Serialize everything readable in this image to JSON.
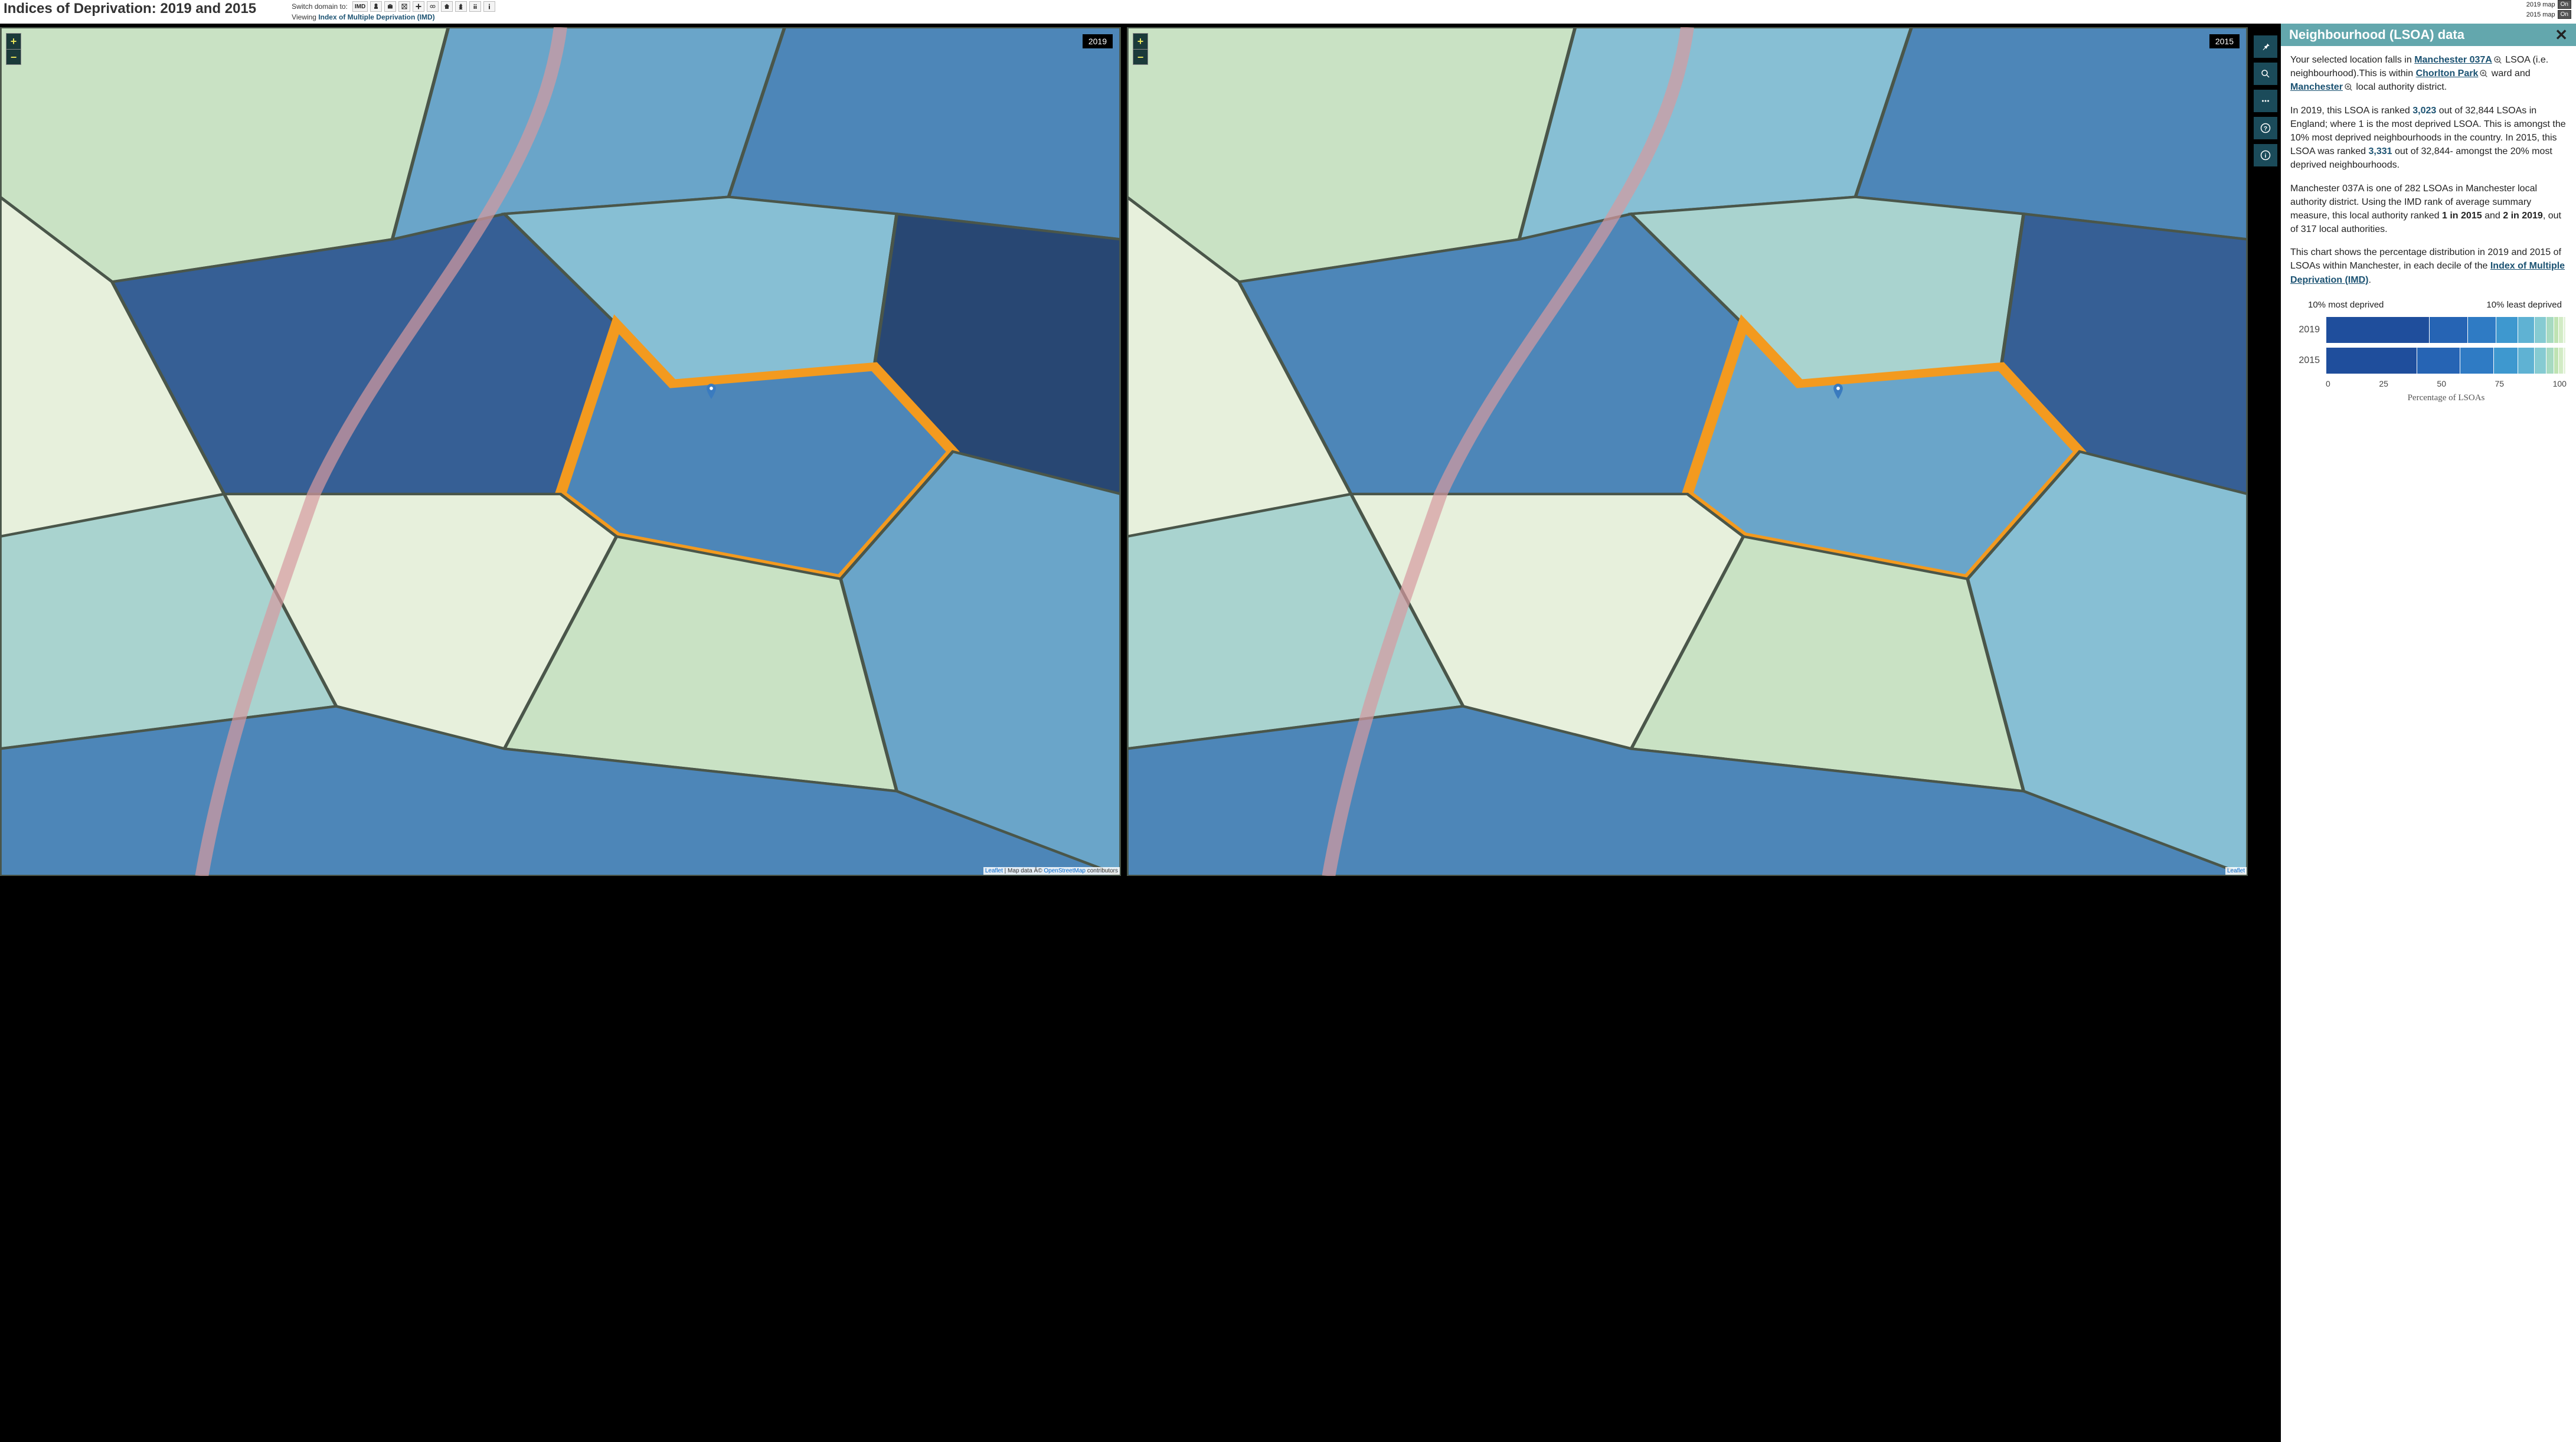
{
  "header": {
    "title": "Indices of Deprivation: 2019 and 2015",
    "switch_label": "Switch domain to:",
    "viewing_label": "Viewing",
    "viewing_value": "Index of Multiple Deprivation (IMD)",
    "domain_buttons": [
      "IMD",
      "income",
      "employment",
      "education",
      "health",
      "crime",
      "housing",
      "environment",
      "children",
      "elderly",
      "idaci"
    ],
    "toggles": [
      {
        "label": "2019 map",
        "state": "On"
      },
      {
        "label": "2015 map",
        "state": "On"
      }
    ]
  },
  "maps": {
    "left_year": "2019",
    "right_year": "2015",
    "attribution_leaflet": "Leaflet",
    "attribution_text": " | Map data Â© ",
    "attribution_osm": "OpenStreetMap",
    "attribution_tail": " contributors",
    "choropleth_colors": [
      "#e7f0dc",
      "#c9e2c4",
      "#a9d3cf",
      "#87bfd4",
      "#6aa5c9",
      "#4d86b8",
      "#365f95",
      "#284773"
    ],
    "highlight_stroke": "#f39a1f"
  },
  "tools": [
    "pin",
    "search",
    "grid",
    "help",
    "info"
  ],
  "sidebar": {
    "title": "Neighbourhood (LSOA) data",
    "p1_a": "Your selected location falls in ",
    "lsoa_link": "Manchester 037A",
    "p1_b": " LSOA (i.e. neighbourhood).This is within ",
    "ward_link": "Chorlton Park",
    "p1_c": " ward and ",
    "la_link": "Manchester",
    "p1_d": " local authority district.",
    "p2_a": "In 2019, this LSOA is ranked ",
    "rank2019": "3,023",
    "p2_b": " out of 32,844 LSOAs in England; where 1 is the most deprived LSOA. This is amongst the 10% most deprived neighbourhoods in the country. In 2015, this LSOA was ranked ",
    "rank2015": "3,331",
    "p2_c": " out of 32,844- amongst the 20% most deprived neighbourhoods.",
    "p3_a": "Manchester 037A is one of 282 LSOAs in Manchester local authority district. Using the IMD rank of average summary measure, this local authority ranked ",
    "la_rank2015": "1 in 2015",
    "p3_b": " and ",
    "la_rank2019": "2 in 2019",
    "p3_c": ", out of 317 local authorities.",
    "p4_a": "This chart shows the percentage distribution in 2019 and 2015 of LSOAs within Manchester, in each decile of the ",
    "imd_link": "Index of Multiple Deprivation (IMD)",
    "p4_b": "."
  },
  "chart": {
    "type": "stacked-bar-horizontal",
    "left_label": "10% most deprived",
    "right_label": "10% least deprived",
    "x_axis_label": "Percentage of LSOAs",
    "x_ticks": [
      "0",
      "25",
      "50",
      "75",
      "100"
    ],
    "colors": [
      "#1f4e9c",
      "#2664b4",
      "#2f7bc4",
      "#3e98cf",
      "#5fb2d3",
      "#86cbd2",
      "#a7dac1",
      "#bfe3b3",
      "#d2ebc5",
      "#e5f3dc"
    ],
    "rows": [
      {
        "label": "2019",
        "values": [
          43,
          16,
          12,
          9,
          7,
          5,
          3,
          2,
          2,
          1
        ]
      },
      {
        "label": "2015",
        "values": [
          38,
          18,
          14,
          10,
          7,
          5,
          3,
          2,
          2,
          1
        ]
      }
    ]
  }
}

· · ·

— WHAT YOU ARE ASKED TO DO —
Where a line of the entries contains the word "ranked", copy that line.

— SOLVED PROBLEM —
    "p2_a": "In 2019, this LSOA is ranked ",
    "p2_b": " out of 32,844 LSOAs in England; where 1 is the most deprived LSOA. This is amongst the 10% most deprived neighbourhoods in the country. In 2015, this LSOA was ranked ",
    "p3_a": "Manchester 037A is one of 282 LSOAs in Manchester local authority district. Using the IMD rank of average summary measure, this local authority ranked ",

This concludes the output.